EXERCISE OBJECTIVE
In the listing below, locate the lines that hold "Sitio" and copy them.

RECORDED DATA
━━━━━━━━━━

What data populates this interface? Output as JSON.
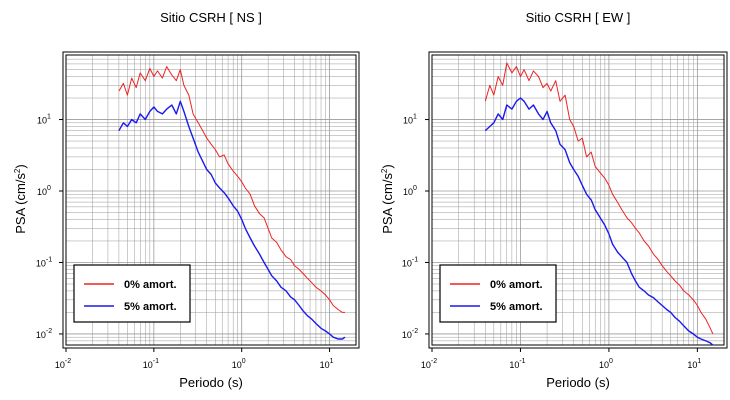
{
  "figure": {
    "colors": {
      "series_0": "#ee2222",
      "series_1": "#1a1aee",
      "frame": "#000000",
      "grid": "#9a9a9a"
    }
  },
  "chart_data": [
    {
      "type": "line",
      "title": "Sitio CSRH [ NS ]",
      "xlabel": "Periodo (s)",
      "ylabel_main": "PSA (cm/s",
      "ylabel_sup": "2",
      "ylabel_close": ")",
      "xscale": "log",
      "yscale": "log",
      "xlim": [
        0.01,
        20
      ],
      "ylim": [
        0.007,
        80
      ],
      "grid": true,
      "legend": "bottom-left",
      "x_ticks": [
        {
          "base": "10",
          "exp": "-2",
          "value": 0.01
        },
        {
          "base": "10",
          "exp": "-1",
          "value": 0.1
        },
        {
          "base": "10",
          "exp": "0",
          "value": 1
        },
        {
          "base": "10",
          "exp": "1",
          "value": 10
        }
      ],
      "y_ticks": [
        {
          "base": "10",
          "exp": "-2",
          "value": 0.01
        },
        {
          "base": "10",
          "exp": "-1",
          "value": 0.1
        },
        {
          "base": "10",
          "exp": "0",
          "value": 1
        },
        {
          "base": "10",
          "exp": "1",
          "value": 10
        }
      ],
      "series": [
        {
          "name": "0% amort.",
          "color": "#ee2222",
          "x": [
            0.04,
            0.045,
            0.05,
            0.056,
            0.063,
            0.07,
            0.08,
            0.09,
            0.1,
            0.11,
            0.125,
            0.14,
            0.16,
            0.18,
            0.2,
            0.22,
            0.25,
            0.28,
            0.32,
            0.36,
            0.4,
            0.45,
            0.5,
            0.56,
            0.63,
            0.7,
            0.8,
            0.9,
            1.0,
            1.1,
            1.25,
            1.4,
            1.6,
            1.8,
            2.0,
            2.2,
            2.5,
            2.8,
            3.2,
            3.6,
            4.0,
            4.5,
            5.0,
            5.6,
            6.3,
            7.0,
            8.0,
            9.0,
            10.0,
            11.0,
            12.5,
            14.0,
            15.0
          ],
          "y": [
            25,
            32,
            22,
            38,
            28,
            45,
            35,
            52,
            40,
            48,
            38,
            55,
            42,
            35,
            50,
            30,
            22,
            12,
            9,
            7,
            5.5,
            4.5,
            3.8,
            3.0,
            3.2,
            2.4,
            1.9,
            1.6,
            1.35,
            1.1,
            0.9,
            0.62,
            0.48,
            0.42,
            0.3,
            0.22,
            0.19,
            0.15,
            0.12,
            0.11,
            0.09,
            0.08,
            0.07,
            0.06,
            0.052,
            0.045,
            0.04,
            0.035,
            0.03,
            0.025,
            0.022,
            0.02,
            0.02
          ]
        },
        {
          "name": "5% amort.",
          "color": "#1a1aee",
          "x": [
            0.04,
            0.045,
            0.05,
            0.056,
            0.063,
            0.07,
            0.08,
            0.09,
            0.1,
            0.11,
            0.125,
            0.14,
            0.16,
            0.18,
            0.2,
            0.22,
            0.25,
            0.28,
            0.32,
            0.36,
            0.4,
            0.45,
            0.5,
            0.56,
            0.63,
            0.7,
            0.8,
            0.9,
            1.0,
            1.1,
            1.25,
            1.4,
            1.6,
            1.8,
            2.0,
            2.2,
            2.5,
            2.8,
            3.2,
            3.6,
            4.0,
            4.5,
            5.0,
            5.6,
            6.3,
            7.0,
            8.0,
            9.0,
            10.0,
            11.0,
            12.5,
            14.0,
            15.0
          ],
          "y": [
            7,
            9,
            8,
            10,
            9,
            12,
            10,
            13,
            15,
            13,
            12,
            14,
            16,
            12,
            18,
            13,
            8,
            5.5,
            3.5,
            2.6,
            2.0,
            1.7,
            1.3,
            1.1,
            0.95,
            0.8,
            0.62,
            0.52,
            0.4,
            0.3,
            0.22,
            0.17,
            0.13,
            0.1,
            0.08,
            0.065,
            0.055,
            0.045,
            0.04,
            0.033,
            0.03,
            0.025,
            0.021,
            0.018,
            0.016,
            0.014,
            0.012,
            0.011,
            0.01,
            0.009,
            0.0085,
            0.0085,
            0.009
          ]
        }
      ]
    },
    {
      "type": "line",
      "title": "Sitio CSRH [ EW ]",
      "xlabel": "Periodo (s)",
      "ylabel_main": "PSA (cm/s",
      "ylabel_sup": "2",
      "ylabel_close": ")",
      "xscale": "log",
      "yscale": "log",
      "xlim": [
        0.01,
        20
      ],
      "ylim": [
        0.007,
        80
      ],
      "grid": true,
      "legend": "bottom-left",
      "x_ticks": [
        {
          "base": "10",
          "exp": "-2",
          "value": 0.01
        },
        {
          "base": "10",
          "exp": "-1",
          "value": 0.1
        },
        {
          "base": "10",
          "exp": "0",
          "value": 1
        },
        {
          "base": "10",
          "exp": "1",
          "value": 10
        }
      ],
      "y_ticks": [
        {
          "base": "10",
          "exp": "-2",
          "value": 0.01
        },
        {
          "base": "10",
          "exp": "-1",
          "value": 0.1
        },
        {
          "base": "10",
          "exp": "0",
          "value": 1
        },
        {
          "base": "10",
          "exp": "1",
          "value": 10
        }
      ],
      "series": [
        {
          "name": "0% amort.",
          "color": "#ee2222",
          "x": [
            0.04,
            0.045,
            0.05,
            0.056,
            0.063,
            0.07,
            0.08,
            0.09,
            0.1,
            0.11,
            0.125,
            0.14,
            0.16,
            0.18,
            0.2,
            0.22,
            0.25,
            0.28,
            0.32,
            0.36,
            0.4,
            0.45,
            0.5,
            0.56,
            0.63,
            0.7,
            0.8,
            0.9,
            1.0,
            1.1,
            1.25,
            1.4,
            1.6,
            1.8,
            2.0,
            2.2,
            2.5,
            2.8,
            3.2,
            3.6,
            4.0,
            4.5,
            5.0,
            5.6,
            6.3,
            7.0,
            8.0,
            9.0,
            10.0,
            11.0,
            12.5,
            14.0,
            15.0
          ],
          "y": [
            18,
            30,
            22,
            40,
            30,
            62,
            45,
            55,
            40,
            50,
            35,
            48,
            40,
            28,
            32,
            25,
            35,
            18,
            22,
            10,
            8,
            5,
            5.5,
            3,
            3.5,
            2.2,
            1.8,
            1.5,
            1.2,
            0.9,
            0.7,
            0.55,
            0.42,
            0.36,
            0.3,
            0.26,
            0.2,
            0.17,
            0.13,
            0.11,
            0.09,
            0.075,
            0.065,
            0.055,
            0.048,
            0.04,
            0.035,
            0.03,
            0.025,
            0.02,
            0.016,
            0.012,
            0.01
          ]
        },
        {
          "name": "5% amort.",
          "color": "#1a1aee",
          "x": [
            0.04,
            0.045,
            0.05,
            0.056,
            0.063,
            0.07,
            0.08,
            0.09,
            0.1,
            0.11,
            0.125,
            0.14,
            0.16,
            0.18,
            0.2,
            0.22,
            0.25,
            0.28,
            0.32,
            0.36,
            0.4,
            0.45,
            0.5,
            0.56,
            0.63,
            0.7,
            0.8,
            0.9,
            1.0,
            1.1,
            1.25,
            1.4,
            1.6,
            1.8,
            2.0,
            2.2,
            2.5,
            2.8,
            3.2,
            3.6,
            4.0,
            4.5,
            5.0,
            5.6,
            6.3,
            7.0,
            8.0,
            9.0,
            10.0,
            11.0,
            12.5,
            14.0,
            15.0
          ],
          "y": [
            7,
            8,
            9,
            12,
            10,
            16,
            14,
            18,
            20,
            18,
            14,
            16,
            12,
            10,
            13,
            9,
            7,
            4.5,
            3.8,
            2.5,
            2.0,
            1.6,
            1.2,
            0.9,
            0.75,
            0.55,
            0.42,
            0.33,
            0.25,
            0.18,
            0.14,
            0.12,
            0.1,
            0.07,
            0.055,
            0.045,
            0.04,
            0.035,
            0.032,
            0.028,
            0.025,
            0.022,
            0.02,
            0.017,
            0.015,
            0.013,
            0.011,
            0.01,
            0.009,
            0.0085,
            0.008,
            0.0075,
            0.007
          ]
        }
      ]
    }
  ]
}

━━━━━━━━━━

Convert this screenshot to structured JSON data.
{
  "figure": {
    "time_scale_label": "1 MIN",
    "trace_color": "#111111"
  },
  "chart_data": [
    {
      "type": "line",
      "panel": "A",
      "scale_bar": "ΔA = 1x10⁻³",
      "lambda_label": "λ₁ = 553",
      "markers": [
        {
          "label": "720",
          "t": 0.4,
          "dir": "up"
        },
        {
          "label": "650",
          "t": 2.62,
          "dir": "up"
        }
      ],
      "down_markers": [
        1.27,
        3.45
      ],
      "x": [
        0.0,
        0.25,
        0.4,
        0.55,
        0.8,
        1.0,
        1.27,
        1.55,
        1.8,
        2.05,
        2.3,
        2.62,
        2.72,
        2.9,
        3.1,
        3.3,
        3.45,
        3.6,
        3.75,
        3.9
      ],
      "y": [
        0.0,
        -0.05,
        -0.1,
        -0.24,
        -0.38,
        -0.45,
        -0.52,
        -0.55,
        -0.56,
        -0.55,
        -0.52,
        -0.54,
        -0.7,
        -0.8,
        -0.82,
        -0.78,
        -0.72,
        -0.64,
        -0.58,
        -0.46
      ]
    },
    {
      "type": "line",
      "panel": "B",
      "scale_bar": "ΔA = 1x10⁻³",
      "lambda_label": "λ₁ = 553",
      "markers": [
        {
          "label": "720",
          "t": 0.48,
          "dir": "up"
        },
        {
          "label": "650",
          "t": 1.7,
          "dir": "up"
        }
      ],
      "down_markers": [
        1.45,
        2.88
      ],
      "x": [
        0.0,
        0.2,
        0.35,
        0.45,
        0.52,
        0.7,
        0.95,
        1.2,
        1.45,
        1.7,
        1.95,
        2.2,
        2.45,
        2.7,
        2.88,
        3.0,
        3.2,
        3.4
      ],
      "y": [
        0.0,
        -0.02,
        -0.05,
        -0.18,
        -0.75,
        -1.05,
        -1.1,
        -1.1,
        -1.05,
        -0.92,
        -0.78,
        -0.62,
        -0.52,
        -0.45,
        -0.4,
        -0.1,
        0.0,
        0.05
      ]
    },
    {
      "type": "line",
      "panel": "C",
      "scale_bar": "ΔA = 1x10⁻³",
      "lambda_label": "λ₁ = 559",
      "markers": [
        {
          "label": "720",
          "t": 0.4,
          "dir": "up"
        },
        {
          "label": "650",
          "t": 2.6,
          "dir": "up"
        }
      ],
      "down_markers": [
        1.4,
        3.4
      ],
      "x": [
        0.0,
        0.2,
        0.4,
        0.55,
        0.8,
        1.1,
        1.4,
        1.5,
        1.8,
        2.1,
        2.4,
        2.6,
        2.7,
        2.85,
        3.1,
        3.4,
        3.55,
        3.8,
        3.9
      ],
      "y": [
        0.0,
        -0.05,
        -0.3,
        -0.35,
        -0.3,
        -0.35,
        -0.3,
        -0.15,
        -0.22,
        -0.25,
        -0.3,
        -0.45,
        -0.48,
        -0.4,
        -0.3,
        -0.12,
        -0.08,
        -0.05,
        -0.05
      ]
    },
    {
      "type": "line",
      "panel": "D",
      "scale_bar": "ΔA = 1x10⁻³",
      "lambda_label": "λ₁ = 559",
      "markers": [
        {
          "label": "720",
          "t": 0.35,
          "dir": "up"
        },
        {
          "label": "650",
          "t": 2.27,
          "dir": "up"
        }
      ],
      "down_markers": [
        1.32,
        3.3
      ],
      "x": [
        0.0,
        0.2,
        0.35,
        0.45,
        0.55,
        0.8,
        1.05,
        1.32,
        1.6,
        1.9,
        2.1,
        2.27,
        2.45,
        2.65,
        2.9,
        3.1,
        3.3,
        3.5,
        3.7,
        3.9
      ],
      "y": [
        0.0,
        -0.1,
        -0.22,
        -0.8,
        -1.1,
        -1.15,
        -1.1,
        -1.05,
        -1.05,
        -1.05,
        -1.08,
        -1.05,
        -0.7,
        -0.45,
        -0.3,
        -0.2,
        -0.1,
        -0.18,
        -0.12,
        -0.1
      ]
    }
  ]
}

━━━━━━━━━━

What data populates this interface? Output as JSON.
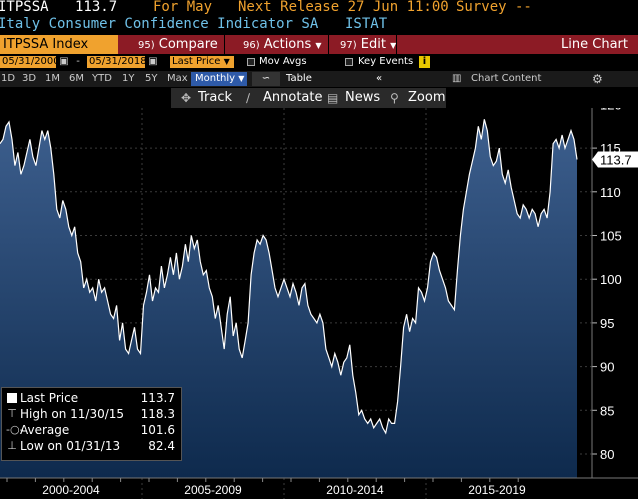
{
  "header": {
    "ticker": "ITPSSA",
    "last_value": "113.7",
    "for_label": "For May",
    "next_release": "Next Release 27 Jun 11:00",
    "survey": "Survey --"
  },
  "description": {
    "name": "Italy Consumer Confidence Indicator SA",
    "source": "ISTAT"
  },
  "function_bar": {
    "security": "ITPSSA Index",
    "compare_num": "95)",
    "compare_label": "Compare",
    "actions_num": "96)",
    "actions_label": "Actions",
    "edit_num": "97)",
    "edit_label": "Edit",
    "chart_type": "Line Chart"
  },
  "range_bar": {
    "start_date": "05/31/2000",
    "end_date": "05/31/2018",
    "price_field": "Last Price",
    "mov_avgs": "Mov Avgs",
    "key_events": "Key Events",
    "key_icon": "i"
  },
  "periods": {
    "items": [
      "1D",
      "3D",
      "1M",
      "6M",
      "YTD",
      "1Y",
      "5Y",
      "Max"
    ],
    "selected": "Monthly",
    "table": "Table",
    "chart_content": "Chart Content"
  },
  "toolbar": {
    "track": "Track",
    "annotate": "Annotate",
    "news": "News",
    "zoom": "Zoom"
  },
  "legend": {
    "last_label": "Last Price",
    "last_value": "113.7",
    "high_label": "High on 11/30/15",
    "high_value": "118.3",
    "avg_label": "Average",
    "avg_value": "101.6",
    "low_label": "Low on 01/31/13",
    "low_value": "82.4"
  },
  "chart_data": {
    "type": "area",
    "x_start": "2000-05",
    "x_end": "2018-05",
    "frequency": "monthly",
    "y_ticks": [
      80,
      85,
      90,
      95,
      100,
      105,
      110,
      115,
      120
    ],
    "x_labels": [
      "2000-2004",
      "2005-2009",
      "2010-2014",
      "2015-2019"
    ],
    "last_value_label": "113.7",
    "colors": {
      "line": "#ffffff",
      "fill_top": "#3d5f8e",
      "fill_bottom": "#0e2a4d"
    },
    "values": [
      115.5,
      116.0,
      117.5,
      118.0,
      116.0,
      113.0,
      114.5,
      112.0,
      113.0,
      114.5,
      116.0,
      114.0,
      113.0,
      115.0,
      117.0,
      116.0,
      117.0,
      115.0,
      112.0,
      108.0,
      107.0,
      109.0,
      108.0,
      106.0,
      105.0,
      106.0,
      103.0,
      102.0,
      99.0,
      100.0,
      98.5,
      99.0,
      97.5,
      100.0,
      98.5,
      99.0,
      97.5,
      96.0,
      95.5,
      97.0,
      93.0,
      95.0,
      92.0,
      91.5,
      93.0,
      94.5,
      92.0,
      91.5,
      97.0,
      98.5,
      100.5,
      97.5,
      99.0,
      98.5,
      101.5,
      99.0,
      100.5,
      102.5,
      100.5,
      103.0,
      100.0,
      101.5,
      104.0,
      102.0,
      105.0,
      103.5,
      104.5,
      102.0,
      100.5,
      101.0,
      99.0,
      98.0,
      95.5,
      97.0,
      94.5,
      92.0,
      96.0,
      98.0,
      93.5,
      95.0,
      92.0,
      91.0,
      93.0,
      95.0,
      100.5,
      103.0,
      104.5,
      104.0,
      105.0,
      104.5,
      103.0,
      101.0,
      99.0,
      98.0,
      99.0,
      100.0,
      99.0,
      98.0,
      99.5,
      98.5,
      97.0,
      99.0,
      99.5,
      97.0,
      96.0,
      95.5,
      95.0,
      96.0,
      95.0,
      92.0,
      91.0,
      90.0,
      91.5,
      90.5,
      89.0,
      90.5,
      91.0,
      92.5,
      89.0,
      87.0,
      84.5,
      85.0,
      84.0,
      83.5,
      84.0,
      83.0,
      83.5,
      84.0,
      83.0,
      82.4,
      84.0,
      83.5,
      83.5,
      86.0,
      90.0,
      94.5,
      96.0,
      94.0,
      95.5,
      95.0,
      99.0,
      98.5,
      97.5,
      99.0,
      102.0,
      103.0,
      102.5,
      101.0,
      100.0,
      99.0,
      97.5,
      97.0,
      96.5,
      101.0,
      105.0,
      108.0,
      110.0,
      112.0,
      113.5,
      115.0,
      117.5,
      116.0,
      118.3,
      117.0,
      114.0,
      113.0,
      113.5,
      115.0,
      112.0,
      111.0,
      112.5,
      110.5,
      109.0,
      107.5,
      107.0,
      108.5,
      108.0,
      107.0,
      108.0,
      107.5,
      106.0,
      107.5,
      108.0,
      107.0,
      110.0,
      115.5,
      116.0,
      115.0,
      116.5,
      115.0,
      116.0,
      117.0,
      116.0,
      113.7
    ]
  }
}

━━━━━━━━━━

REPLY TO THE TASK
      "title": "Sitio CSRH [ NS ]",
      "title": "Sitio CSRH [ EW ]",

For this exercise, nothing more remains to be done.